(Stored data)
──────────

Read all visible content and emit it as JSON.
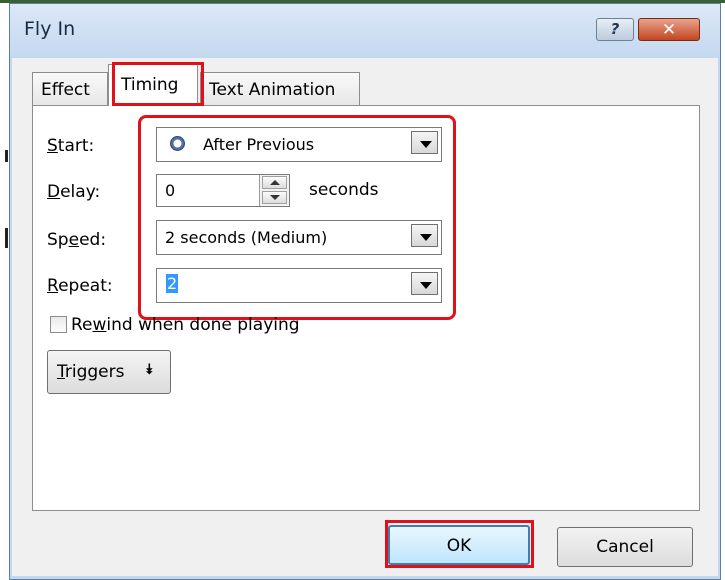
{
  "window": {
    "title": "Fly In",
    "help_glyph": "?",
    "close_glyph": "✕"
  },
  "tabs": [
    {
      "label": "Effect",
      "selected": false
    },
    {
      "label": "Timing",
      "selected": true
    },
    {
      "label": "Text Animation",
      "selected": false
    }
  ],
  "timing": {
    "start": {
      "label_pre": "",
      "label_u": "S",
      "label_post": "tart:",
      "value": "After Previous",
      "icon": "clock-icon"
    },
    "delay": {
      "label_pre": "",
      "label_u": "D",
      "label_post": "elay:",
      "value": "0",
      "unit": "seconds"
    },
    "speed": {
      "label_pre": "Sp",
      "label_u": "e",
      "label_post": "ed:",
      "value": "2 seconds (Medium)"
    },
    "repeat": {
      "label_pre": "",
      "label_u": "R",
      "label_post": "epeat:",
      "value": "2"
    },
    "rewind": {
      "label_pre": "Re",
      "label_u": "w",
      "label_post": "ind when done playing",
      "checked": false
    },
    "triggers": {
      "label_pre": "",
      "label_u": "T",
      "label_post": "riggers",
      "arrow": "⯯"
    }
  },
  "buttons": {
    "ok": "OK",
    "cancel": "Cancel"
  },
  "colors": {
    "highlight": "#e0111b",
    "selection": "#3399ff"
  }
}
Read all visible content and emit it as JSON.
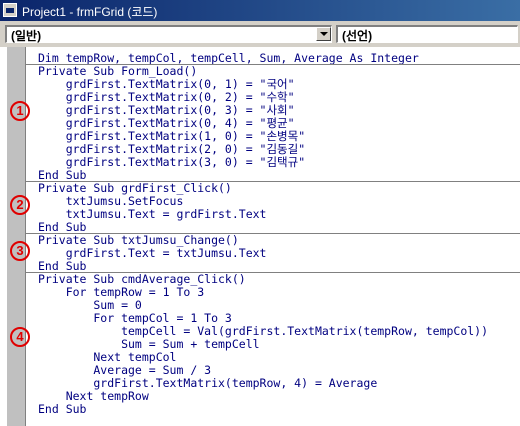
{
  "window": {
    "title": "Project1 - frmFGrid (코드)"
  },
  "combos": {
    "object_value": "(일반)",
    "procedure_value": "(선언)"
  },
  "markers": [
    "1",
    "2",
    "3",
    "4"
  ],
  "code_lines": [
    "Dim tempRow, tempCol, tempCell, Sum, Average As Integer",
    "Private Sub Form_Load()",
    "    grdFirst.TextMatrix(0, 1) = \"국어\"",
    "    grdFirst.TextMatrix(0, 2) = \"수학\"",
    "    grdFirst.TextMatrix(0, 3) = \"사회\"",
    "    grdFirst.TextMatrix(0, 4) = \"평균\"",
    "    grdFirst.TextMatrix(1, 0) = \"손병목\"",
    "    grdFirst.TextMatrix(2, 0) = \"김동길\"",
    "    grdFirst.TextMatrix(3, 0) = \"김택규\"",
    "End Sub",
    "Private Sub grdFirst_Click()",
    "    txtJumsu.SetFocus",
    "    txtJumsu.Text = grdFirst.Text",
    "End Sub",
    "Private Sub txtJumsu_Change()",
    "    grdFirst.Text = txtJumsu.Text",
    "End Sub",
    "Private Sub cmdAverage_Click()",
    "    For tempRow = 1 To 3",
    "        Sum = 0",
    "        For tempCol = 1 To 3",
    "            tempCell = Val(grdFirst.TextMatrix(tempRow, tempCol))",
    "            Sum = Sum + tempCell",
    "        Next tempCol",
    "        Average = Sum / 3",
    "        grdFirst.TextMatrix(tempRow, 4) = Average",
    "    Next tempRow",
    "End Sub"
  ]
}
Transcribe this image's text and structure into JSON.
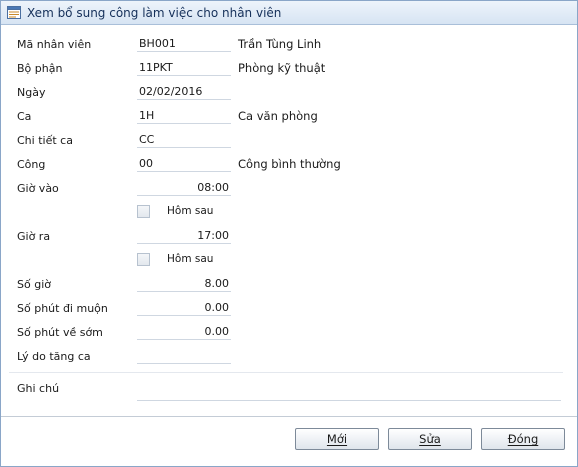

──────────

- STATED EXERCISE
Find the lines above that include the string "tempCell" and copy them.

- REPLY
    "Dim tempRow, tempCol, tempCell, Sum, Average As Integer",
    "            tempCell = Val(grdFirst.TextMatrix(tempRow, tempCol))",
    "            Sum = Sum + tempCell",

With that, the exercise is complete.